* [Arbeitsauftrag]
Beantworte diese Fragen zum Textauszug über den Film „Alcarràs“:
1. Worin sitzen Iris, Pau und Pere zu Beginn des Films?
2. Was soll anstelle der Bäume der Familie Solé entstehen?
3. Was baut Roger heimlich im Maisfeld an?

* [Textauszug]
'''
Im Wettbewerb der Berlinale ragen nicht die offensichtlich politischen Werke heraus, sondern Filme über Liebes- und Familiengeschichten in der Provinz.

Von Sonja Zekri

Das Raumschiff wackelt gefährlich, dabei gibt die Pilotin alles. Die Brille gegen die Sonne, schnell, herrscht sie ihre Passagiere an. Schüttet eigenhändig Benzin aus einer Gießkanne nach, schraubt an der Batterie herum. Es ist ein rasender Flug durchs All, ein großes Abenteurer und vielleicht der schönste Filmanfang dieser Berlinale. Die kleine Iris und ihre Cousins Pau und Pere sitzen in einem Autowrack am Stausee und schicken es allein durch ihre Fantasie auf eine Reise zu den Sternen.

Für einen Moment durchfährt einen der Neid über die grenzenlose Macht dieser Vorstellungskraft, über die Leichtigkeit, mit der diese Kinder die Welt in alles verwandeln können, was sie möchten. Wie unbegabt sind dafür Erwachsene, wie viel Aufwand muss dafür sogar das Kino betreiben?

Dass der Film "Alcarràs" der spanischen Regisseurin Carla Simón, der in der Berlinale im Wettbewerb läuft, seinen idyllischen Charakter nie ganz verliert, hat mit dieser kindlichen Allmacht zu tun. Mag sein, dass es für die Familie Solé auf ihrer Pfirsich-Plantage der letzte Sommer ist, weil sie zwangsgeräumt werden sollen und anstelle ihrer Bäume ein Solarpark entstehen soll. Aber die drei Kinder sitzen auf den Obstkisten, die zum Verkauf fortgezogen werden, oder in einer Baggerschaufel, als wären es Karussells, als wäre alles ein großes Spiel.

Es sind die Frauen, die alles vorantreiben, sich längst mit dem Wandel arrangiert haben

Und leben die Solés nicht tatsächlich wie auf einem eigenen Planeten? Carla Simón erzählt ihr Generationentableau fast als eine Art Kammerspiel in der wilden, freien Landschaft Kataloniens. Der Großvater hat keinen Vertrag über den Landbesitz. Wozu auch? Schließlich hat er der Familie des Besitzers im Bürgerkrieg das Leben gerettet, ein Handschlag hat damals genügt. Vater Qumet (Jordi Pujol Dolcet) ist überarbeitet und gereizt. Sein halbwüchsiger Sohn Roger (Albert Bosch), der im Maisfeld heimlich Cannabis anbaut, kann es ihm ohnehin nicht recht machen. Aber es ist eine hilflose Wut, er hat Rückenschmerzen und fällt für die Ernte aus, und seine sture Art von Männlichkeit passt bestenfalls noch auf katalanische Volksfeste. Der Fortschritt ist sowenig aufzuhalten wie die Hasen, die nachts die Pfirsiche fressen, ganz gleich, wie viele man abschießt.
'''
* [Datenteil]
'''
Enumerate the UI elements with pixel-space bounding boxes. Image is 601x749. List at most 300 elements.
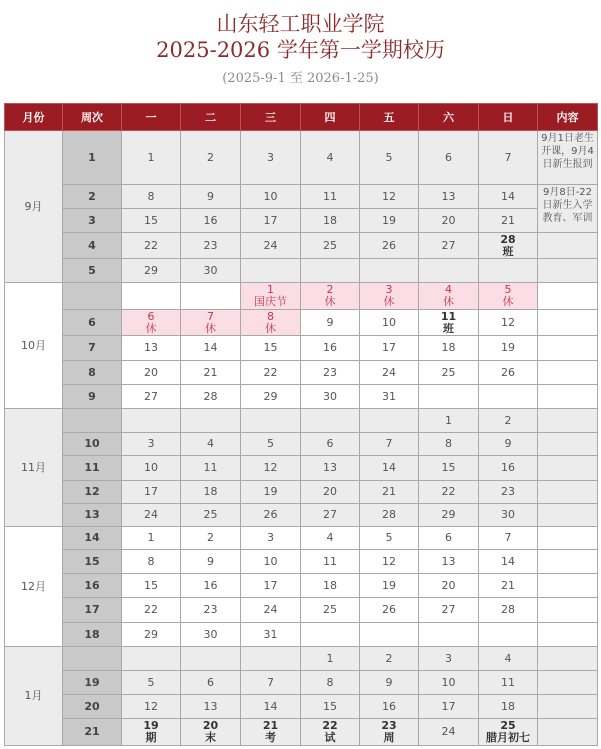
'''
'''
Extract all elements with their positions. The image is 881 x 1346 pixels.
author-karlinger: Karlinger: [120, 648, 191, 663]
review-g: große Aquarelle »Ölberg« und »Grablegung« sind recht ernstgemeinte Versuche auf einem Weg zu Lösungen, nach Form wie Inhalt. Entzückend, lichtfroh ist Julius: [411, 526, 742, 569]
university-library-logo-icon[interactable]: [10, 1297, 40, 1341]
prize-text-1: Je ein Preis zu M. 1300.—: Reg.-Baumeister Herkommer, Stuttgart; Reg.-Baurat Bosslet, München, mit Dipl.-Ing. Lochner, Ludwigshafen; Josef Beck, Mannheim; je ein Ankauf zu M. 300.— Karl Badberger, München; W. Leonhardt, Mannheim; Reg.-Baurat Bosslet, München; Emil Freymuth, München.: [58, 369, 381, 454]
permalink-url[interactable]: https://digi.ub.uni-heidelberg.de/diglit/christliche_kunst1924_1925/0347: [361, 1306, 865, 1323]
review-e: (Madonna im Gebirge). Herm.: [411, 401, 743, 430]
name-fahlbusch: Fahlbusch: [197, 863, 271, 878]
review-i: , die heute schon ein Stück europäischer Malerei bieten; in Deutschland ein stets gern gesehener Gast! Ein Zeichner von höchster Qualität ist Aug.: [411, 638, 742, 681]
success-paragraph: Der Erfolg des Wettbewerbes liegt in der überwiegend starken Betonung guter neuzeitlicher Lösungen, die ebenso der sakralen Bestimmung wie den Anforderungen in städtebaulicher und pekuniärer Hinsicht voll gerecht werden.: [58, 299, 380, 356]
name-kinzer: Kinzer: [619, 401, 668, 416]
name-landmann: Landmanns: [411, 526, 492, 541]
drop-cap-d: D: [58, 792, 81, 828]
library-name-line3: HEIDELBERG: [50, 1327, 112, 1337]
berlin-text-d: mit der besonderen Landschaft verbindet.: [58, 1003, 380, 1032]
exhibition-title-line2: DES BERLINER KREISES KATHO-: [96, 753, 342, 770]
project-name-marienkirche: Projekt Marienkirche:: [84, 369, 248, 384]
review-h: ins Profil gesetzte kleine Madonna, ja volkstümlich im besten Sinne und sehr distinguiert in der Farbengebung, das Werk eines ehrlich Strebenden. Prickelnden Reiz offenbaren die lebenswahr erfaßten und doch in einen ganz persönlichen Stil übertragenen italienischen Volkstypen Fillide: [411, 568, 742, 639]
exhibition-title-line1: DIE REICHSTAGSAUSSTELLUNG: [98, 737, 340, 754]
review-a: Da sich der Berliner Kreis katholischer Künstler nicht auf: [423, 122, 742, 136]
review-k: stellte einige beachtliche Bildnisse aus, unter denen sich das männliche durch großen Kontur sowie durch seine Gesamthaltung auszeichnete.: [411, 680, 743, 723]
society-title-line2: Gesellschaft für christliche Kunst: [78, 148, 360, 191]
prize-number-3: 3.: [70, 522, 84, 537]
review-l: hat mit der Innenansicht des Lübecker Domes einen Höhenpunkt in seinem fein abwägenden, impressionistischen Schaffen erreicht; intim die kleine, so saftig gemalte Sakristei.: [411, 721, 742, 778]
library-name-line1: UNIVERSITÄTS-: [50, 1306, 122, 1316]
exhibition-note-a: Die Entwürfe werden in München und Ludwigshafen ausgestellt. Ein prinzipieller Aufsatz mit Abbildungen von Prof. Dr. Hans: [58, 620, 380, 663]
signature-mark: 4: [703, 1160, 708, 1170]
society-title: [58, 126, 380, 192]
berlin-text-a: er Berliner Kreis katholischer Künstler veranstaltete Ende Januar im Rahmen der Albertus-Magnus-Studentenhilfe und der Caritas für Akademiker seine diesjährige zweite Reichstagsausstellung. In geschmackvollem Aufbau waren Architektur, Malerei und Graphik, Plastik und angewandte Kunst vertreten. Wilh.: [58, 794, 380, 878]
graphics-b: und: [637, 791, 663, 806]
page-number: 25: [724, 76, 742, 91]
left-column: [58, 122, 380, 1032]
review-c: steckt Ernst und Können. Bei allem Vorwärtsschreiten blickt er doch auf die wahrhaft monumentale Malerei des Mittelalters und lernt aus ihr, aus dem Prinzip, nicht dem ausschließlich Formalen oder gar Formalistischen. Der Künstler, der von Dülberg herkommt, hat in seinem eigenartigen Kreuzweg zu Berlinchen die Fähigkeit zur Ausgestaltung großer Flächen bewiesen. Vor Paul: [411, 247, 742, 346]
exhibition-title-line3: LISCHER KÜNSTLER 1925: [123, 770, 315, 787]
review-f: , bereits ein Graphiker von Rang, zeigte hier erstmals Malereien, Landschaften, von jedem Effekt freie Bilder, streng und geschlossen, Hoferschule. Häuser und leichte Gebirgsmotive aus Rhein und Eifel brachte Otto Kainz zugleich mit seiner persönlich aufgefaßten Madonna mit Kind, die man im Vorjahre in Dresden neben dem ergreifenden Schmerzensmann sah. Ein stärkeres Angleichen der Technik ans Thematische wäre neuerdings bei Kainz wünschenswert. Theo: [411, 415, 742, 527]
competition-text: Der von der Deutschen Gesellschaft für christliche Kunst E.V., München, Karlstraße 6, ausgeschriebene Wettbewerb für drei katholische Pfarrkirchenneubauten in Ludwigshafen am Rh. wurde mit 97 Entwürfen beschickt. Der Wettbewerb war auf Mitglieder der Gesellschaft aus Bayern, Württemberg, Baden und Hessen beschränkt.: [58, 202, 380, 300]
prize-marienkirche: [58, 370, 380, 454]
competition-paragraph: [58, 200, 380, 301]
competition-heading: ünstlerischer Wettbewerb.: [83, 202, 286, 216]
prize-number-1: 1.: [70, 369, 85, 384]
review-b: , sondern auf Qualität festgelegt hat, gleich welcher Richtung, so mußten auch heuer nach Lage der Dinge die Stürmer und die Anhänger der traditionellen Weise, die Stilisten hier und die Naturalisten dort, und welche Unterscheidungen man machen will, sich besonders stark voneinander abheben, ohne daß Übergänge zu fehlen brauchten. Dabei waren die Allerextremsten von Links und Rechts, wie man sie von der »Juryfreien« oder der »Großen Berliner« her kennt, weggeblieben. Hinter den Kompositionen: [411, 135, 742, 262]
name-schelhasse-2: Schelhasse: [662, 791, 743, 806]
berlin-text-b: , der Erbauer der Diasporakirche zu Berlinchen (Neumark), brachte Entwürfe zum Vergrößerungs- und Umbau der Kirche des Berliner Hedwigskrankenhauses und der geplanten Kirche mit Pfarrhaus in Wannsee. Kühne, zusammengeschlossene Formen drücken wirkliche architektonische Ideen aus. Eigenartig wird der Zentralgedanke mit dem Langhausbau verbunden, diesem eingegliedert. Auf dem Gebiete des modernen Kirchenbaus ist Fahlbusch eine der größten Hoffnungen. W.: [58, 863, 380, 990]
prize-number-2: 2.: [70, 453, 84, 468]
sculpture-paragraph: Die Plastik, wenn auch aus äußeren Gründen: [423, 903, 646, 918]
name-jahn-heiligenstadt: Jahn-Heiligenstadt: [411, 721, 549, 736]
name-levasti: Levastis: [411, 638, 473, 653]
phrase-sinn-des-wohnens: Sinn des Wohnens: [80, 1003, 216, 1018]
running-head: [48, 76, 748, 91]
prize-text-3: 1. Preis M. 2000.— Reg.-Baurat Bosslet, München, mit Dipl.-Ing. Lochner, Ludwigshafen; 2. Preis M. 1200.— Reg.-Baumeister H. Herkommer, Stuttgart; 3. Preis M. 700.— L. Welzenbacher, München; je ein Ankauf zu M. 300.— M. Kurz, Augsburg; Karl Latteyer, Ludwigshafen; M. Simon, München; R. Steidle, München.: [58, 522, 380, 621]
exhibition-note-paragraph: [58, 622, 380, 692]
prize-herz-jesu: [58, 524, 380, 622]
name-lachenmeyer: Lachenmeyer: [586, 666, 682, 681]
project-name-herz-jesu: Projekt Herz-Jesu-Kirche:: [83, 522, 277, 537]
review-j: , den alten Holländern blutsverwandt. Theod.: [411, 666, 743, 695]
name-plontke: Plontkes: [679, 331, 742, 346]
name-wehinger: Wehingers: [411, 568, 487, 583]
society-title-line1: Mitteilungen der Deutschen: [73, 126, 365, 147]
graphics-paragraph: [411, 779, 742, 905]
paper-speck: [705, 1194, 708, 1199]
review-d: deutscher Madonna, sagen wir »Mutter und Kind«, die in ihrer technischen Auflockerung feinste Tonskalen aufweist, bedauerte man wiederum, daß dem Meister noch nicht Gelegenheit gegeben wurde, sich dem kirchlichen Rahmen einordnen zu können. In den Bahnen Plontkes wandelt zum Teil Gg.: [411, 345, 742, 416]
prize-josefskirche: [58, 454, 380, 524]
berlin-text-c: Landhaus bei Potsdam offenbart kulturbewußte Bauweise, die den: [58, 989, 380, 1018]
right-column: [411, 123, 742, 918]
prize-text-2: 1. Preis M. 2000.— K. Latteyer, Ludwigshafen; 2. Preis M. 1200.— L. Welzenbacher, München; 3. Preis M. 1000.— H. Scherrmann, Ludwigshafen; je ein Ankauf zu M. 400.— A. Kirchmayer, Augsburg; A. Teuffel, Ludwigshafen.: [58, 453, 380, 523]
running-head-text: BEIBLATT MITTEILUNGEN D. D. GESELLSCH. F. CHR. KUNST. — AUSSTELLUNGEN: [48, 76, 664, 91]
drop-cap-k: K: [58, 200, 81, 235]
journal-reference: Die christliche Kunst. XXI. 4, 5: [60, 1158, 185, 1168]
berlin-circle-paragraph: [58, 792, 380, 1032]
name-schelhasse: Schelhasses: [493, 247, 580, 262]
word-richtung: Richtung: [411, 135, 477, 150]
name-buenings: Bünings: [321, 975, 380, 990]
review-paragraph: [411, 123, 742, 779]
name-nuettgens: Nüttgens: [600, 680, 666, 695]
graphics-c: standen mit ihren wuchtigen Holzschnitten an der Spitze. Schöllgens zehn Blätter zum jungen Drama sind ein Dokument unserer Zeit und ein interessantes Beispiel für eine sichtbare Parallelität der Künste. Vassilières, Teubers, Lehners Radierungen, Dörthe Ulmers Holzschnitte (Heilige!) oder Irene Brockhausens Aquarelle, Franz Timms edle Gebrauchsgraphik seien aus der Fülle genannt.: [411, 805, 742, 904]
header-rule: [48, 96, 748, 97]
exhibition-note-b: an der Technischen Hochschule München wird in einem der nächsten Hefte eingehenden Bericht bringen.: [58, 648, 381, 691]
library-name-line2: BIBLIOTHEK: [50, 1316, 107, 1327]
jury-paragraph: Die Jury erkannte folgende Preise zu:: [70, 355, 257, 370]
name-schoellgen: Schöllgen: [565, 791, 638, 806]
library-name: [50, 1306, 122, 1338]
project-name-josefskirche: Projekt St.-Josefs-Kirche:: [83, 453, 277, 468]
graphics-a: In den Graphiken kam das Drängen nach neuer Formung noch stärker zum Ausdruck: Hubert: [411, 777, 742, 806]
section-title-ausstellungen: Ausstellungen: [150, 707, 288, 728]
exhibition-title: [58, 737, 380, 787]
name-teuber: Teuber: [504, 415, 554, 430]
'''
* [Richtige Antwort]
1. In einem Autowrack am Stausee.
2. Ein Solarpark.
3. Cannabis.